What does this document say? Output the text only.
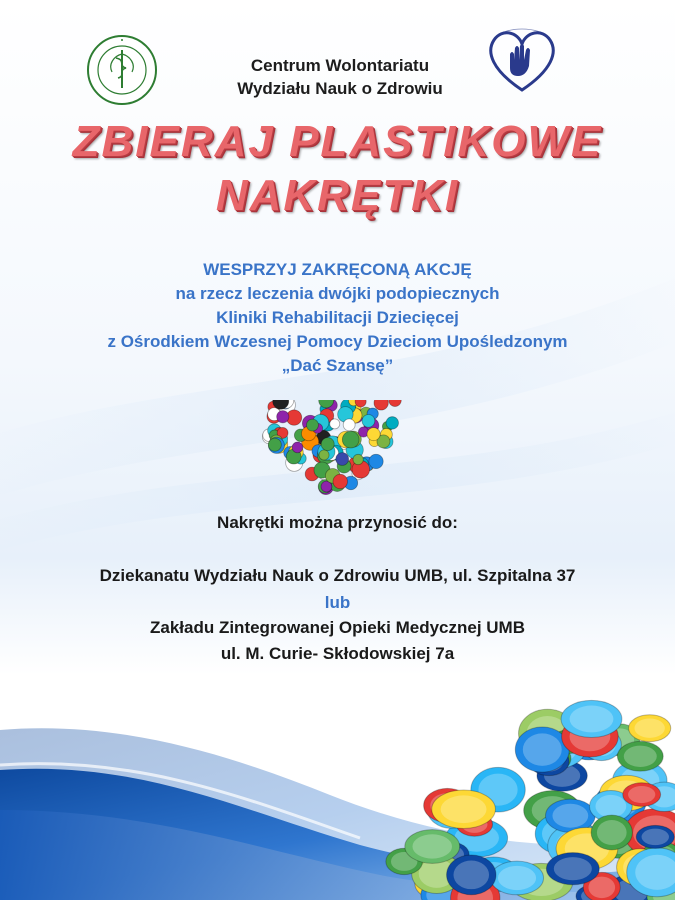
Centrum Wolontariatu
Wydziału Nauk o Zdrowiu
ZBIERAJ PLASTIKOWE
NAKRĘTKI
WESPRZYJ ZAKRĘCONĄ AKCJĘ
na rzecz leczenia dwójki podopiecznych
Kliniki Rehabilitacji Dziecięcej
z Ośrodkiem Wczesnej Pomocy Dzieciom Upośledzonym
„Dać Szansę”
Nakrętki można przynosić do:
Dziekanatu Wydziału Nauk o Zdrowiu UMB, ul. Szpitalna 37
lub
Zakładu Zintegrowanej Opieki Medycznej UMB
ul. M. Curie- Skłodowskiej 7a
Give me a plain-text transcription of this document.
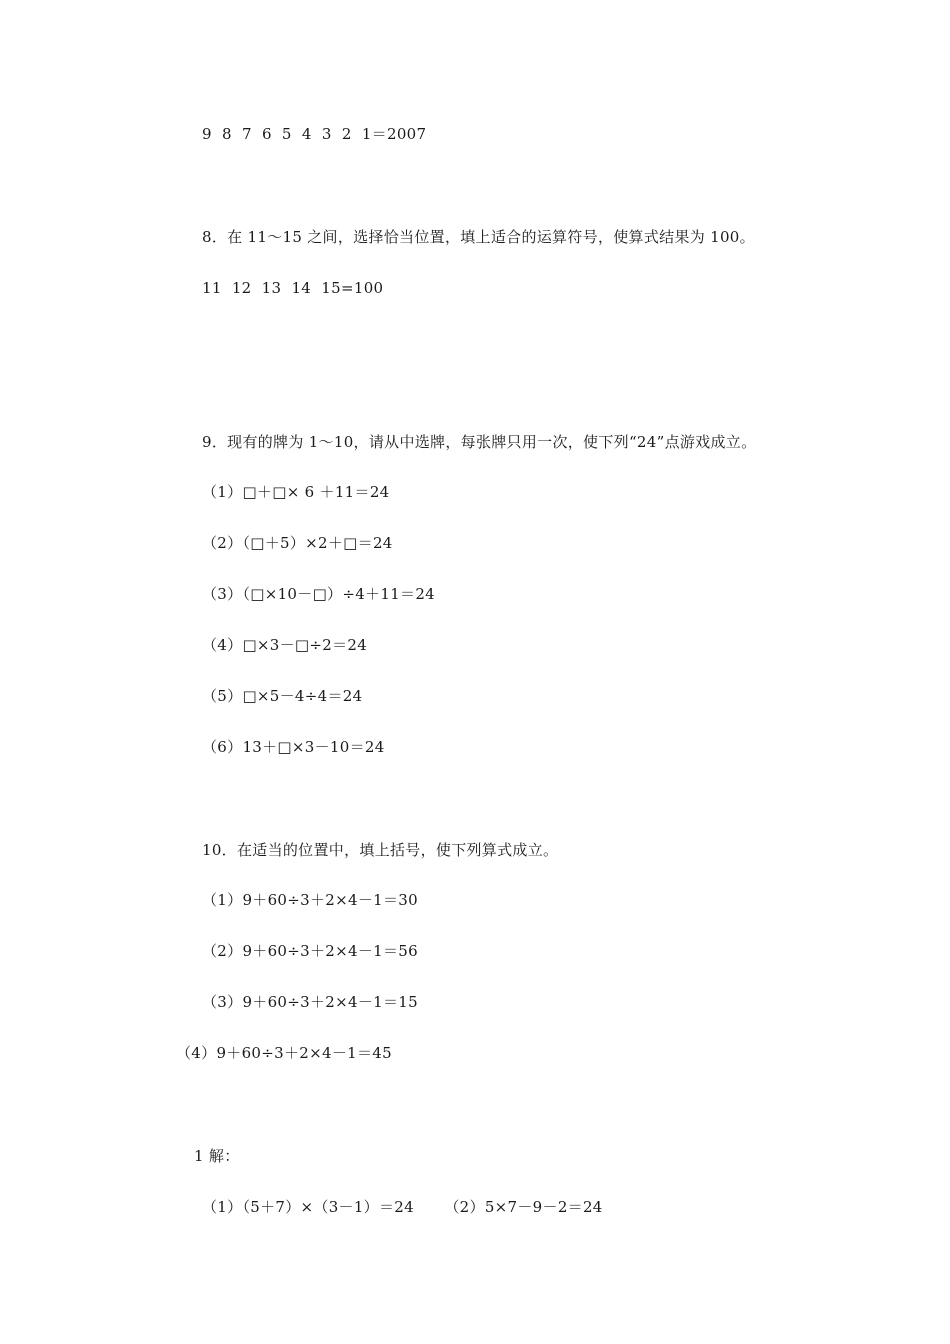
9  8  7  6  5  4  3  2  1＝2007
8．在 11～15 之间，选择恰当位置，填上适合的运算符号，使算式结果为 100。
11  12  13  14  15=100
9．现有的牌为 1～10，请从中选牌，每张牌只用一次，使下列“24”点游戏成立。
（1）□＋□× 6 ＋11＝24
（2）（□＋5）×2＋□＝24
（3）（□×10－□）÷4＋11＝24
（4）□×3－□÷2＝24
（5）□×5－4÷4＝24
（6）13＋□×3－10＝24
10．在适当的位置中，填上括号，使下列算式成立。
（1）9＋60÷3＋2×4－1＝30
（2）9＋60÷3＋2×4－1＝56
（3）9＋60÷3＋2×4－1＝15
（4）9＋60÷3＋2×4－1＝45
1 解：
（1）（5＋7）×（3－1）＝24      （2）5×7－9－2＝24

## EXERCISE OBJECTIVE
Return the listing above word for word, with the pictures removed.

## COMPLETE RESPONSE
What does this document say? Output the text only.
Centrum Wolontariatu
Wydziału Nauk o Zdrowiu
ZBIERAJ PLASTIKOWE
NAKRĘTKI
WESPRZYJ ZAKRĘCONĄ AKCJĘ
na rzecz leczenia dwójki podopiecznych
Kliniki Rehabilitacji Dziecięcej
z Ośrodkiem Wczesnej Pomocy Dzieciom Upośledzonym
„Dać Szansę”
Nakrętki można przynosić do:
Dziekanatu Wydziału Nauk o Zdrowiu UMB, ul. Szpitalna 37
lub
Zakładu Zintegrowanej Opieki Medycznej UMB
ul. M. Curie- Skłodowskiej 7a
Give me a plain-text transcription of this document.
9  8  7  6  5  4  3  2  1＝2007
8．在 11～15 之间，选择恰当位置，填上适合的运算符号，使算式结果为 100。
11  12  13  14  15=100
9．现有的牌为 1～10，请从中选牌，每张牌只用一次，使下列“24”点游戏成立。
（1）□＋□× 6 ＋11＝24
（2）（□＋5）×2＋□＝24
（3）（□×10－□）÷4＋11＝24
（4）□×3－□÷2＝24
（5）□×5－4÷4＝24
（6）13＋□×3－10＝24
10．在适当的位置中，填上括号，使下列算式成立。
（1）9＋60÷3＋2×4－1＝30
（2）9＋60÷3＋2×4－1＝56
（3）9＋60÷3＋2×4－1＝15
（4）9＋60÷3＋2×4－1＝45
1 解：
（1）（5＋7）×（3－1）＝24      （2）5×7－9－2＝24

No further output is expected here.